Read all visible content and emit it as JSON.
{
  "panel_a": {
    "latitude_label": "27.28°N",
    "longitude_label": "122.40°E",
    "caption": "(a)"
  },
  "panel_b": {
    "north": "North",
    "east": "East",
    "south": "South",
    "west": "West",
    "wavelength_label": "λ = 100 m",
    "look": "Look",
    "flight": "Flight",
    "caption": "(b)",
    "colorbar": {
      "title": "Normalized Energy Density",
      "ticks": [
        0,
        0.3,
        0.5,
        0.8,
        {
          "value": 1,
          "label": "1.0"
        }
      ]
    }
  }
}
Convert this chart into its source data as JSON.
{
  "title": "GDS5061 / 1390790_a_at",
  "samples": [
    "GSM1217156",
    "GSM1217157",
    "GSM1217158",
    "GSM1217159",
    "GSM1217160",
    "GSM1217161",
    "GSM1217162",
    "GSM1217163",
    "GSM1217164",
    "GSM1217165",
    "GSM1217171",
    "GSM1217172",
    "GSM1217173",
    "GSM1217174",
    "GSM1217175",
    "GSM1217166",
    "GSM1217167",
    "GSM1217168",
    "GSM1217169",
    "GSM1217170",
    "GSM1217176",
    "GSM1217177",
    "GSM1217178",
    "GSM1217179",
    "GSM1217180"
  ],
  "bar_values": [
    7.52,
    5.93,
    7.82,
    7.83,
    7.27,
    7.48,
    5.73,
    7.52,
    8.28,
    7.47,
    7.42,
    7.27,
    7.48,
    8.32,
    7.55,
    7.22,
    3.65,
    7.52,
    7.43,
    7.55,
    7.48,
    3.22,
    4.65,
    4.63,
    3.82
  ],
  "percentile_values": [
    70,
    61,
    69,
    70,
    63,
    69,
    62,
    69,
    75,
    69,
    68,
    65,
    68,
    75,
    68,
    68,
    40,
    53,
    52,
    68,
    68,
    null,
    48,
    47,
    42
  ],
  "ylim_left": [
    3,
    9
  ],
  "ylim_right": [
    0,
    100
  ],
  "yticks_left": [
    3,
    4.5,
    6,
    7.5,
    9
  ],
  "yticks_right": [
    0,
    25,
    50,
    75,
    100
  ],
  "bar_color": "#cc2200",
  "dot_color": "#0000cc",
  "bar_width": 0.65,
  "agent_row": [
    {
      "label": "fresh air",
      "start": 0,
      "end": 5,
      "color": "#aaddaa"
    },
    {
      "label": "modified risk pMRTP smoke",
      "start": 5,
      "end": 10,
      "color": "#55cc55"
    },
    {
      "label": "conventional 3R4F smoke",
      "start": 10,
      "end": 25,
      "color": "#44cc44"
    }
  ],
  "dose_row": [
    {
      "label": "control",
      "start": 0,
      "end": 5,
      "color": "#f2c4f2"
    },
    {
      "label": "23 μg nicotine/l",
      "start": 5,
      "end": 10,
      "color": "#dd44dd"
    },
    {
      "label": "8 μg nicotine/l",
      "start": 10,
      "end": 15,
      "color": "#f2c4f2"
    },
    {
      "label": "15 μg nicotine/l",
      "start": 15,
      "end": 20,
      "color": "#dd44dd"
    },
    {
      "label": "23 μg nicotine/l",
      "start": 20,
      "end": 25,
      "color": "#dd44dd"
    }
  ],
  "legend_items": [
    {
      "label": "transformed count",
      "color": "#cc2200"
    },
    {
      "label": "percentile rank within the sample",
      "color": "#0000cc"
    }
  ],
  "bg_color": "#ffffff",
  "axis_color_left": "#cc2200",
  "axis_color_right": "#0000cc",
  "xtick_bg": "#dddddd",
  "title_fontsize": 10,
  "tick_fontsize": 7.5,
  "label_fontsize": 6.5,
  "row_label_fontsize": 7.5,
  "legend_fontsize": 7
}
------
REQUEST → Return all of the data exactly as it reads.

SOLUTION BELOW →
Read all visible content and emit it as JSON.
{
  "panel_a": {
    "latitude_label": "27.28°N",
    "longitude_label": "122.40°E",
    "caption": "(a)"
  },
  "panel_b": {
    "north": "North",
    "east": "East",
    "south": "South",
    "west": "West",
    "wavelength_label": "λ = 100 m",
    "look": "Look",
    "flight": "Flight",
    "caption": "(b)",
    "colorbar": {
      "title": "Normalized Energy Density",
      "ticks": [
        0,
        0.3,
        0.5,
        0.8,
        {
          "value": 1,
          "label": "1.0"
        }
      ]
    }
  }
}
Convert this chart into its source data as JSON.
{
  "title": "GDS5061 / 1390790_a_at",
  "samples": [
    "GSM1217156",
    "GSM1217157",
    "GSM1217158",
    "GSM1217159",
    "GSM1217160",
    "GSM1217161",
    "GSM1217162",
    "GSM1217163",
    "GSM1217164",
    "GSM1217165",
    "GSM1217171",
    "GSM1217172",
    "GSM1217173",
    "GSM1217174",
    "GSM1217175",
    "GSM1217166",
    "GSM1217167",
    "GSM1217168",
    "GSM1217169",
    "GSM1217170",
    "GSM1217176",
    "GSM1217177",
    "GSM1217178",
    "GSM1217179",
    "GSM1217180"
  ],
  "bar_values": [
    7.52,
    5.93,
    7.82,
    7.83,
    7.27,
    7.48,
    5.73,
    7.52,
    8.28,
    7.47,
    7.42,
    7.27,
    7.48,
    8.32,
    7.55,
    7.22,
    3.65,
    7.52,
    7.43,
    7.55,
    7.48,
    3.22,
    4.65,
    4.63,
    3.82
  ],
  "percentile_values": [
    70,
    61,
    69,
    70,
    63,
    69,
    62,
    69,
    75,
    69,
    68,
    65,
    68,
    75,
    68,
    68,
    40,
    53,
    52,
    68,
    68,
    null,
    48,
    47,
    42
  ],
  "ylim_left": [
    3,
    9
  ],
  "ylim_right": [
    0,
    100
  ],
  "yticks_left": [
    3,
    4.5,
    6,
    7.5,
    9
  ],
  "yticks_right": [
    0,
    25,
    50,
    75,
    100
  ],
  "bar_color": "#cc2200",
  "dot_color": "#0000cc",
  "bar_width": 0.65,
  "agent_row": [
    {
      "label": "fresh air",
      "start": 0,
      "end": 5,
      "color": "#aaddaa"
    },
    {
      "label": "modified risk pMRTP smoke",
      "start": 5,
      "end": 10,
      "color": "#55cc55"
    },
    {
      "label": "conventional 3R4F smoke",
      "start": 10,
      "end": 25,
      "color": "#44cc44"
    }
  ],
  "dose_row": [
    {
      "label": "control",
      "start": 0,
      "end": 5,
      "color": "#f2c4f2"
    },
    {
      "label": "23 μg nicotine/l",
      "start": 5,
      "end": 10,
      "color": "#dd44dd"
    },
    {
      "label": "8 μg nicotine/l",
      "start": 10,
      "end": 15,
      "color": "#f2c4f2"
    },
    {
      "label": "15 μg nicotine/l",
      "start": 15,
      "end": 20,
      "color": "#dd44dd"
    },
    {
      "label": "23 μg nicotine/l",
      "start": 20,
      "end": 25,
      "color": "#dd44dd"
    }
  ],
  "legend_items": [
    {
      "label": "transformed count",
      "color": "#cc2200"
    },
    {
      "label": "percentile rank within the sample",
      "color": "#0000cc"
    }
  ],
  "bg_color": "#ffffff",
  "axis_color_left": "#cc2200",
  "axis_color_right": "#0000cc",
  "xtick_bg": "#dddddd",
  "title_fontsize": 10,
  "tick_fontsize": 7.5,
  "label_fontsize": 6.5,
  "row_label_fontsize": 7.5,
  "legend_fontsize": 7
}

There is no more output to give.